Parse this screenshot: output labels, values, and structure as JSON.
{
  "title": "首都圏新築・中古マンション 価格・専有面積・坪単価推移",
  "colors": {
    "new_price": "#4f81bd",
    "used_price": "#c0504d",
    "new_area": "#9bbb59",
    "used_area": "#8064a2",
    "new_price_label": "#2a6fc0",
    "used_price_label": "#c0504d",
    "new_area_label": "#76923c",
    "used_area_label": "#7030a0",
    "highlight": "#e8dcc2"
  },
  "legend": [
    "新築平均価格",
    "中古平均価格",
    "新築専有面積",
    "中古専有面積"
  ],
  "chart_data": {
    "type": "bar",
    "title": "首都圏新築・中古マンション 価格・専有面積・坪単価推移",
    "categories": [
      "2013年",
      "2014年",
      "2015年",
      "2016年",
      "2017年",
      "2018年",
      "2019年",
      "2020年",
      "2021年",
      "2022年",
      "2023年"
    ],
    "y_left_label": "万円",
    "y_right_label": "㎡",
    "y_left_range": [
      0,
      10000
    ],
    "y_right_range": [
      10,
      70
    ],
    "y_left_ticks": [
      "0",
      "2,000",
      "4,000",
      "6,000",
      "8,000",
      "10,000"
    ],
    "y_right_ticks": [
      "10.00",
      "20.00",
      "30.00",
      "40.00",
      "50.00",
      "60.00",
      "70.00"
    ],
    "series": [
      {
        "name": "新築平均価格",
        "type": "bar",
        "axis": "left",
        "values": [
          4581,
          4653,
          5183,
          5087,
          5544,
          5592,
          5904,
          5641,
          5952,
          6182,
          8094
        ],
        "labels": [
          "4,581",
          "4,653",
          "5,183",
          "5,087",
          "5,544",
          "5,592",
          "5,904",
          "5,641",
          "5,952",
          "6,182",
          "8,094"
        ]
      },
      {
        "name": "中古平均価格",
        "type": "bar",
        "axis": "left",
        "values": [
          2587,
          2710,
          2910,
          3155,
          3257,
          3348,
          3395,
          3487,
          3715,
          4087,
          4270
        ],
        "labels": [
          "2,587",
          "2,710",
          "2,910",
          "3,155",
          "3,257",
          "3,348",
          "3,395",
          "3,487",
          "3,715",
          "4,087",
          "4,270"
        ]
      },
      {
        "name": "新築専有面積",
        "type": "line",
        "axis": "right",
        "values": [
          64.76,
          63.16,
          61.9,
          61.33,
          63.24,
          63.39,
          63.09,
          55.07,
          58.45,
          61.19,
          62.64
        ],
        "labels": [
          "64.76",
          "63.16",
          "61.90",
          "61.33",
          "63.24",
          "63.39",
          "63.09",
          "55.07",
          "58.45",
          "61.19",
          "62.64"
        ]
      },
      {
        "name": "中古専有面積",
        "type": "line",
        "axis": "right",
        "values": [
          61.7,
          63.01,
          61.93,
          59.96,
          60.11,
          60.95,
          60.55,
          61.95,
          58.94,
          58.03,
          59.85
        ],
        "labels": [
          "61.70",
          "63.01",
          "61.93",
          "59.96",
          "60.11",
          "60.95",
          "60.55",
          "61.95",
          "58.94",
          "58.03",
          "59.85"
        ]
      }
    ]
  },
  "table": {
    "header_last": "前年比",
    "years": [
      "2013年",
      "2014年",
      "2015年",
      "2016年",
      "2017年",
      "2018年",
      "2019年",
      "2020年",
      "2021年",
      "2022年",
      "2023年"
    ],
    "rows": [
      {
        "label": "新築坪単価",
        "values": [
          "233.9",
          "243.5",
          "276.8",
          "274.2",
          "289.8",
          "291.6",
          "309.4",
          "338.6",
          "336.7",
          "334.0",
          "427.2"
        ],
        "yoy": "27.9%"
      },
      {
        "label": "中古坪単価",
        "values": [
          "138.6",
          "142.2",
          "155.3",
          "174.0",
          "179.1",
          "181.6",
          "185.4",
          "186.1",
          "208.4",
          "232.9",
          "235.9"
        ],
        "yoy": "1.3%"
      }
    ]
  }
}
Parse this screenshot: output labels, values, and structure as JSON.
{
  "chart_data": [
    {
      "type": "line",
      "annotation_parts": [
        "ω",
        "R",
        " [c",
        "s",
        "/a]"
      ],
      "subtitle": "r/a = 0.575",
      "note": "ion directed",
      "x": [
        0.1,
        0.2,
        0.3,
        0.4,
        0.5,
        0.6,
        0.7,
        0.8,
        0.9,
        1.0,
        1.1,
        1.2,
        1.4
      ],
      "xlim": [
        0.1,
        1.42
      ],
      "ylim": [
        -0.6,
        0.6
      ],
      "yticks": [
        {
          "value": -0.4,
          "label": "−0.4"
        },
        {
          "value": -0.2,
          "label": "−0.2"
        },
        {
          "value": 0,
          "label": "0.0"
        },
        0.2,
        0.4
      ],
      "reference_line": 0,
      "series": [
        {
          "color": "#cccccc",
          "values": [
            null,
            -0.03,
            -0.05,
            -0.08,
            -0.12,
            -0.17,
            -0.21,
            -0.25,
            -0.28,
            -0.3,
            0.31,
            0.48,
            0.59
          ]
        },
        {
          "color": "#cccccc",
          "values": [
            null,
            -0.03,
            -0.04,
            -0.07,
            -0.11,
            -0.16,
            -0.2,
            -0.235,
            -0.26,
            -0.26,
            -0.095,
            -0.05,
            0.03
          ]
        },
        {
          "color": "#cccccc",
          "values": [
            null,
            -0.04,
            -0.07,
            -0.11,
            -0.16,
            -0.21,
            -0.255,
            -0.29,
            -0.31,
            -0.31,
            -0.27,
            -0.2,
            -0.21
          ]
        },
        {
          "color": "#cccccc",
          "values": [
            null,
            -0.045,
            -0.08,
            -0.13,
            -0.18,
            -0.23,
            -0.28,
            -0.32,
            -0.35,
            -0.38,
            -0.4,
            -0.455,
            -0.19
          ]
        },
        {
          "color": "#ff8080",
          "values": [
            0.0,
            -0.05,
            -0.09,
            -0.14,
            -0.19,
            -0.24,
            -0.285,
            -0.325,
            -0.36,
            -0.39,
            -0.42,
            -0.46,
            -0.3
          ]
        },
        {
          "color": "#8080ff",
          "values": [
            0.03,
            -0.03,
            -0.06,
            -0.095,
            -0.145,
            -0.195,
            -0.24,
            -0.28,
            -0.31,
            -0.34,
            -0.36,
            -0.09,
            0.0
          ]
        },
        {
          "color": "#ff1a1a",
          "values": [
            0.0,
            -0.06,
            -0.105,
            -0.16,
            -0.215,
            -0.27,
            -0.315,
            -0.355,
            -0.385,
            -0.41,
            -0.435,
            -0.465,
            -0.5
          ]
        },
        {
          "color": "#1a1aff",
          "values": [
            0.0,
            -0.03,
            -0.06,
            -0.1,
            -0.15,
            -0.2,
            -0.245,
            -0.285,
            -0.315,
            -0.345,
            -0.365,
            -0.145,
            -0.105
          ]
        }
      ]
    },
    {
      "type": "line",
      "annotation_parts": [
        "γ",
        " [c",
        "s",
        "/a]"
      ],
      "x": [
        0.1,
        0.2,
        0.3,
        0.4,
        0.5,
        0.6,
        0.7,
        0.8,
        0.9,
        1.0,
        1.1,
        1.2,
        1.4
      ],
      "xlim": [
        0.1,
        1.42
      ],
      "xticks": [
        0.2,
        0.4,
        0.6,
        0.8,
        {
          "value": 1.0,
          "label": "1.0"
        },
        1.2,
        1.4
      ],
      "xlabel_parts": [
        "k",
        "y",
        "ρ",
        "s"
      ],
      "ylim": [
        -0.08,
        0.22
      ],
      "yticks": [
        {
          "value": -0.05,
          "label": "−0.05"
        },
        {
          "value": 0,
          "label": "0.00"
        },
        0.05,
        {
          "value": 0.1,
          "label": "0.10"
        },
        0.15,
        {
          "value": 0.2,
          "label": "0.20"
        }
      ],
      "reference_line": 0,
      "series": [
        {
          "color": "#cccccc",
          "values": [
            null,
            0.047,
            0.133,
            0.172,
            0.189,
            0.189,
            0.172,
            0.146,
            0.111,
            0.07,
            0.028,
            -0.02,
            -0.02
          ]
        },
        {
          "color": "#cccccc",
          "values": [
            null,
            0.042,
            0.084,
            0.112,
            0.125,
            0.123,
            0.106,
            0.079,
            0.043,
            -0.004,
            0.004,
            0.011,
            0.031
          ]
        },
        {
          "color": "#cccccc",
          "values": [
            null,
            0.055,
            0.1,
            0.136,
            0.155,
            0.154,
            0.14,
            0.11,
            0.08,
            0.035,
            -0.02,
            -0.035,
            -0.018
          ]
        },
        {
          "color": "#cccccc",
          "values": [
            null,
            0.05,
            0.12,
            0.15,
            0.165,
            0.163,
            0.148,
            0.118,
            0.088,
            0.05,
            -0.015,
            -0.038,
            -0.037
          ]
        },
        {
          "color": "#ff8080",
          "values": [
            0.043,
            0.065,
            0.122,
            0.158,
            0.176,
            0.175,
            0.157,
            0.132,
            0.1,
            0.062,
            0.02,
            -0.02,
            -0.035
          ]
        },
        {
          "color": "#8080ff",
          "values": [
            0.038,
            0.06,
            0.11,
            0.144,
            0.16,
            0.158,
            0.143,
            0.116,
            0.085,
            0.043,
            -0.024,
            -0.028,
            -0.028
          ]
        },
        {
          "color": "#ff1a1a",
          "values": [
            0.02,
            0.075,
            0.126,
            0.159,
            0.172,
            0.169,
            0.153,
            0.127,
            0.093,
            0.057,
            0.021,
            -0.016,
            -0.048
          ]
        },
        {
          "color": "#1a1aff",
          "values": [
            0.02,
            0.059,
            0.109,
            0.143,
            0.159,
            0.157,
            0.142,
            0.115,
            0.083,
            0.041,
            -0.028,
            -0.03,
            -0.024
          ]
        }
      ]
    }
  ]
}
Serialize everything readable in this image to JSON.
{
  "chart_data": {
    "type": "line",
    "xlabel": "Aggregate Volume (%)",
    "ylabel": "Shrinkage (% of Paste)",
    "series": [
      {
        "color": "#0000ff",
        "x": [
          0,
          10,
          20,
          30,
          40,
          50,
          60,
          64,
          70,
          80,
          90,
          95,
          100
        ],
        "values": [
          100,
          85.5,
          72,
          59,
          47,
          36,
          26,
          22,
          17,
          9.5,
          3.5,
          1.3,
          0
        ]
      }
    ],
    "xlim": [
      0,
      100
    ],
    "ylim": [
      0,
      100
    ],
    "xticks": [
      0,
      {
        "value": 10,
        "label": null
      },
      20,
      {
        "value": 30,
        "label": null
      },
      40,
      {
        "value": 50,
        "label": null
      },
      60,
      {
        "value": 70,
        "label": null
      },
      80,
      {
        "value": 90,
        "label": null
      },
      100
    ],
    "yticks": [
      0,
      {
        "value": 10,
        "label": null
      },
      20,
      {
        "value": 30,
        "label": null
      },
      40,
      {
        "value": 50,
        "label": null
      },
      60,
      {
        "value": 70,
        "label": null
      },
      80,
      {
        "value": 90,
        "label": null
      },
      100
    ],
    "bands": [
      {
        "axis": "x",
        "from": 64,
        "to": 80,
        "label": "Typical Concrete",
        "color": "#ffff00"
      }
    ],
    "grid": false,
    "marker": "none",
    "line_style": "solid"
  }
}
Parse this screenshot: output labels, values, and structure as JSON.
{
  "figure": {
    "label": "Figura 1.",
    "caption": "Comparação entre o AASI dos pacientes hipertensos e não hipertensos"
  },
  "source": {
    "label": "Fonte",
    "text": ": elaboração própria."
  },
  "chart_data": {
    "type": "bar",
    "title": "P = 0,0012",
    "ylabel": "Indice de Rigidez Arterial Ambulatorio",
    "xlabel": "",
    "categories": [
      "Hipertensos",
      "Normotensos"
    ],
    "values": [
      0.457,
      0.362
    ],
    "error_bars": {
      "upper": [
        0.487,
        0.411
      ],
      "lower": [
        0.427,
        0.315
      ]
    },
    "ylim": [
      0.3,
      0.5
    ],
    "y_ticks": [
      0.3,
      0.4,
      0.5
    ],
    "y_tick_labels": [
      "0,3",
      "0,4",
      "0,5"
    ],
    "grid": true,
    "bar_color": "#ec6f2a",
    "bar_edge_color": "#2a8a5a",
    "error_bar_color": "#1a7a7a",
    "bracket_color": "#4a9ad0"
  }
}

* * * * * * * * *

To do
How many lines in these entries hold the string "首都圏新築"? Answer with the number alone.

Worked answer
2